[Stored records]
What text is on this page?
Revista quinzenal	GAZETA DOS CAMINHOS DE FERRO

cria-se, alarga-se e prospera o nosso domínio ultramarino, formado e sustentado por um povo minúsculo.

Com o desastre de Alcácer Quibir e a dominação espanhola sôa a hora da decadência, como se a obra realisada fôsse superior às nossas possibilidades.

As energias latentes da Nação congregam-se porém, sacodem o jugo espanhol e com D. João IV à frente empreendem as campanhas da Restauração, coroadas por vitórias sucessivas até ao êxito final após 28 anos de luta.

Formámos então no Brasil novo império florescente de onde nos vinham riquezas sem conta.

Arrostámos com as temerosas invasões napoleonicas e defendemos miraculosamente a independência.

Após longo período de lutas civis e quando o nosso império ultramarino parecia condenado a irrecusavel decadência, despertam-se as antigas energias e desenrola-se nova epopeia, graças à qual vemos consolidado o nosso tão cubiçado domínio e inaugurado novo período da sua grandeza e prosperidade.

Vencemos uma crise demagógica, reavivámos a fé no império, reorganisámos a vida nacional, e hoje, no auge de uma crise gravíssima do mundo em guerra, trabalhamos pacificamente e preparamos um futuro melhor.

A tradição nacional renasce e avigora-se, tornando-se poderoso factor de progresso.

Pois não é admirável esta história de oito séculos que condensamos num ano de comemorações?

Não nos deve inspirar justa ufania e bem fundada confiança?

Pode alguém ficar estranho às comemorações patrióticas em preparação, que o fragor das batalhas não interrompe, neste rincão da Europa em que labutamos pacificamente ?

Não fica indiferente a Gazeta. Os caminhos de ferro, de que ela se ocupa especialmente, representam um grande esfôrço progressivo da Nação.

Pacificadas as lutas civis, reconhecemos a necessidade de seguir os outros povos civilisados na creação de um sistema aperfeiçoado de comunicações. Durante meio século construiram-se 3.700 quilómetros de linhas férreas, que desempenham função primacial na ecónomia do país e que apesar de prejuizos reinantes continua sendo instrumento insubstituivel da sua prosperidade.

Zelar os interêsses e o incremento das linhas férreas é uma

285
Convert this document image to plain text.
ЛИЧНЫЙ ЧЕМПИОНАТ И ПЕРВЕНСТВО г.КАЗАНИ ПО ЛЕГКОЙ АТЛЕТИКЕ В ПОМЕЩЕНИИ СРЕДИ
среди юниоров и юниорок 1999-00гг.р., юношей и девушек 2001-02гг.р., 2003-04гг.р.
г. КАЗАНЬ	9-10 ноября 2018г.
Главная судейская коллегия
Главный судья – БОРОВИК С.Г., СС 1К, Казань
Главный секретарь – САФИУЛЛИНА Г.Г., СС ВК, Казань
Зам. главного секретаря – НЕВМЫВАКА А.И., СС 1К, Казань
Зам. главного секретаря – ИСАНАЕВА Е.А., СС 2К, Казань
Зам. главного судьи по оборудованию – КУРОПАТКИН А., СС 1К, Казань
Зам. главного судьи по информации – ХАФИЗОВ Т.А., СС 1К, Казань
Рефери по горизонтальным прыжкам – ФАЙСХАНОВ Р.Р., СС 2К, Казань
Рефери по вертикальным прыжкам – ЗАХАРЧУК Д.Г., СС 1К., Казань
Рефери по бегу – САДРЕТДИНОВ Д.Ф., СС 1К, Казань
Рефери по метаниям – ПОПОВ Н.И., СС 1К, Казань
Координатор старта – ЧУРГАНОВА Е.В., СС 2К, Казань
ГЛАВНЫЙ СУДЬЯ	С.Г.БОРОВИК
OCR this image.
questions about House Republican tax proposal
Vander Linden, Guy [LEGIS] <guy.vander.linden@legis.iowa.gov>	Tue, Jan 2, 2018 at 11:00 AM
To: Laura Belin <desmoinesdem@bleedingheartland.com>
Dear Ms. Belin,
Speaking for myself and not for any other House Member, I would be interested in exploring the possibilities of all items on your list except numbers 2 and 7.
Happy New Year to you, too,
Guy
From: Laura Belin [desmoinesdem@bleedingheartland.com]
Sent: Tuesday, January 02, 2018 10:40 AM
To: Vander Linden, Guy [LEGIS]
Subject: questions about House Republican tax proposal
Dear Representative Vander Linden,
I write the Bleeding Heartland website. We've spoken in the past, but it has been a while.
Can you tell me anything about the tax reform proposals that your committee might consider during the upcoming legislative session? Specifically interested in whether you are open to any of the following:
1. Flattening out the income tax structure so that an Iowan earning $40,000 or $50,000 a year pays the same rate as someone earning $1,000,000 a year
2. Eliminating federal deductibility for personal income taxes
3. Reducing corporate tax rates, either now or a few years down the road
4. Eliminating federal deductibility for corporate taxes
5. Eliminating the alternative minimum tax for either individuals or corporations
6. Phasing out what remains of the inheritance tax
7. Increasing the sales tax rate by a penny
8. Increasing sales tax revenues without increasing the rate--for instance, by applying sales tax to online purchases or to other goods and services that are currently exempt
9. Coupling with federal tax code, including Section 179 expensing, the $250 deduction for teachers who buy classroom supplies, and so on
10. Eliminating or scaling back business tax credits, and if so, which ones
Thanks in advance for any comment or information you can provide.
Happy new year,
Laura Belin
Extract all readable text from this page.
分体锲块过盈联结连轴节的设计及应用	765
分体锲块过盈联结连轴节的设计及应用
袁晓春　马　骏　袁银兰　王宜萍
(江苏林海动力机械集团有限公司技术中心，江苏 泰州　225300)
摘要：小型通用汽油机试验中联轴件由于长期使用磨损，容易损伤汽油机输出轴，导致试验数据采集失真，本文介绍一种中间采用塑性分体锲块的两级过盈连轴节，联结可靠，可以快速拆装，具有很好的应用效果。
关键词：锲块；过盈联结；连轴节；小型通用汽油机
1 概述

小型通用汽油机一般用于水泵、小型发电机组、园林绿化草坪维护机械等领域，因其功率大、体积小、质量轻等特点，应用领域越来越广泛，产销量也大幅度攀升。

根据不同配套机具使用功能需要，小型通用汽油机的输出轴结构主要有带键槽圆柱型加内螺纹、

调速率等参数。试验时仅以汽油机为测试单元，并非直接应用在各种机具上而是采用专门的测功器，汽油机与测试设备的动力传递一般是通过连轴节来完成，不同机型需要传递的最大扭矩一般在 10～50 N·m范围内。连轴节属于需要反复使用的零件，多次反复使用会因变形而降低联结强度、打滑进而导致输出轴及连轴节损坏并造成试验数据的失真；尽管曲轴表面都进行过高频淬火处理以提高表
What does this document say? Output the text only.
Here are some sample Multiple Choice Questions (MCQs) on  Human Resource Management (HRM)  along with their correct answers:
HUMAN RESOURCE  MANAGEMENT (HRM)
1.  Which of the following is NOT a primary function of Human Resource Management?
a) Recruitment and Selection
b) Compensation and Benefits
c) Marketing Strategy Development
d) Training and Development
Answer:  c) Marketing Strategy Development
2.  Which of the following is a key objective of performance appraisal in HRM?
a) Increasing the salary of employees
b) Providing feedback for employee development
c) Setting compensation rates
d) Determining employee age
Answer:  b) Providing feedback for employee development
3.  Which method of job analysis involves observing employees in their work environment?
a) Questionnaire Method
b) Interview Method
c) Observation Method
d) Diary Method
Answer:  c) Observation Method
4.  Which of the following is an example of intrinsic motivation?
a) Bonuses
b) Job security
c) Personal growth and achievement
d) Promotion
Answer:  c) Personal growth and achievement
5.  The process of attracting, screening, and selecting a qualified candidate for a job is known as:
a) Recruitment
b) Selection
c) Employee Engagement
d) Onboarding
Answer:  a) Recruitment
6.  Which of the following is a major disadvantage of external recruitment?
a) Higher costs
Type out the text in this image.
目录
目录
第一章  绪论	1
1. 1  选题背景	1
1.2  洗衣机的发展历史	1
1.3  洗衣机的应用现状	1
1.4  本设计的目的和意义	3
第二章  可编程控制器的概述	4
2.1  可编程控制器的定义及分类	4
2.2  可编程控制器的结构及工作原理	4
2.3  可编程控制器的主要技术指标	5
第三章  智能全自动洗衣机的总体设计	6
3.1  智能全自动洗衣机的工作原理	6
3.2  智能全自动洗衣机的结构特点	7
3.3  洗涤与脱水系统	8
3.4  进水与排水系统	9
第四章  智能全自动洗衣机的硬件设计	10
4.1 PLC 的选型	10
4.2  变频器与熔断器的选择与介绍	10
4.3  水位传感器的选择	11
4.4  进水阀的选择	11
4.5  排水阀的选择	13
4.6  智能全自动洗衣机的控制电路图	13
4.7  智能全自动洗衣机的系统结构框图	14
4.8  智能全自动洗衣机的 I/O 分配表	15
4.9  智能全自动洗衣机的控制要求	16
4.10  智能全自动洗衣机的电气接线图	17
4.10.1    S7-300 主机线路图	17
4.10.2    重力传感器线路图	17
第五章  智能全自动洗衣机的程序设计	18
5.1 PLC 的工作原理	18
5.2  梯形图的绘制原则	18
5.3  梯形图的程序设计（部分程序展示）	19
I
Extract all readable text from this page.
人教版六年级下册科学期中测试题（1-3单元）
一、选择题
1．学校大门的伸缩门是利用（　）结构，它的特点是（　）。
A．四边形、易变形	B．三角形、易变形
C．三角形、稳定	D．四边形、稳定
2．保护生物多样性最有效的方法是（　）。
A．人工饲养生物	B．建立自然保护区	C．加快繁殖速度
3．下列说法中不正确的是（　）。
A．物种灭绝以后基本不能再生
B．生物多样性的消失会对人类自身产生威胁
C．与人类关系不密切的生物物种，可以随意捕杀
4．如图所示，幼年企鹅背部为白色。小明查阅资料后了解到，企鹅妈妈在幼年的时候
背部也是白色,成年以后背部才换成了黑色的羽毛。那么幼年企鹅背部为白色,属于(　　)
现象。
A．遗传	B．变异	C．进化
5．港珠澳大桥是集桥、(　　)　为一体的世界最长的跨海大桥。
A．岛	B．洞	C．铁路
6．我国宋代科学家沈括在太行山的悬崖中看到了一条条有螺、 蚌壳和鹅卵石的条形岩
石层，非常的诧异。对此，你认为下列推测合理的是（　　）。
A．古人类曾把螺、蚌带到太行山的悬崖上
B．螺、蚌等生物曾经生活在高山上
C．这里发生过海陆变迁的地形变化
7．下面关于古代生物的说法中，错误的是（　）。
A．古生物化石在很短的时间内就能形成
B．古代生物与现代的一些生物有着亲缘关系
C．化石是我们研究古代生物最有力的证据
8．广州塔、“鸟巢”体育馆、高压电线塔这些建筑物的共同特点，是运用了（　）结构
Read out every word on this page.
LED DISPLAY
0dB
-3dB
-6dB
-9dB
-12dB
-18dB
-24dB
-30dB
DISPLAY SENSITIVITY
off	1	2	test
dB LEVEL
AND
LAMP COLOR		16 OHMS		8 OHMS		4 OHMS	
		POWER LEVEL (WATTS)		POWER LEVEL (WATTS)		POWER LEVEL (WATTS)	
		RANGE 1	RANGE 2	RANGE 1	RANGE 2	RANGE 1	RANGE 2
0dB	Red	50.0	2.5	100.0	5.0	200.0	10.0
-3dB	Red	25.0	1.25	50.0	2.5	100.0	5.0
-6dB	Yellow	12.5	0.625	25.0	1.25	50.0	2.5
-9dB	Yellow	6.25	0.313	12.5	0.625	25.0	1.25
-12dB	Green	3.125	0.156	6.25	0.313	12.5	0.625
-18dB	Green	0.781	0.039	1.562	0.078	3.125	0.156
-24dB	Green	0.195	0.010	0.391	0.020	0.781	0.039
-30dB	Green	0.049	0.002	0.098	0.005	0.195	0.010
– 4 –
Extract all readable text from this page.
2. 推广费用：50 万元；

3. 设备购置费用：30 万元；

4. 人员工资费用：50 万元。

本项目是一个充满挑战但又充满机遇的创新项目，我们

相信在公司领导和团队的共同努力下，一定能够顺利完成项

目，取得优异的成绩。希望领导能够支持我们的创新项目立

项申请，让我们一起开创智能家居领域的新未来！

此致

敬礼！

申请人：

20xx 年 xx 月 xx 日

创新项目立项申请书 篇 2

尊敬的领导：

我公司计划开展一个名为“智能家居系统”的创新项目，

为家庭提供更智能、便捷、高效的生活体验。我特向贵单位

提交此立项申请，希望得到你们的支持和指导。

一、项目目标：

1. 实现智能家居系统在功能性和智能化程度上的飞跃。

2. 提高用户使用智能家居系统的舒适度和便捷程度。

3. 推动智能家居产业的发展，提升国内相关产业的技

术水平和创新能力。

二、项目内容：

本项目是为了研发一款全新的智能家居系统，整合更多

* **EXERCISE DETAILS**: Scan the records for the string "Linden". Copy each line in which it appears.

* **REPLY TO THE TASK**:
Vander Linden, Guy [LEGIS] <guy.vander.linden@legis.iowa.gov>	Tue, Jan 2, 2018 at 11:00 AM
To: Vander Linden, Guy [LEGIS]
Dear Representative Vander Linden,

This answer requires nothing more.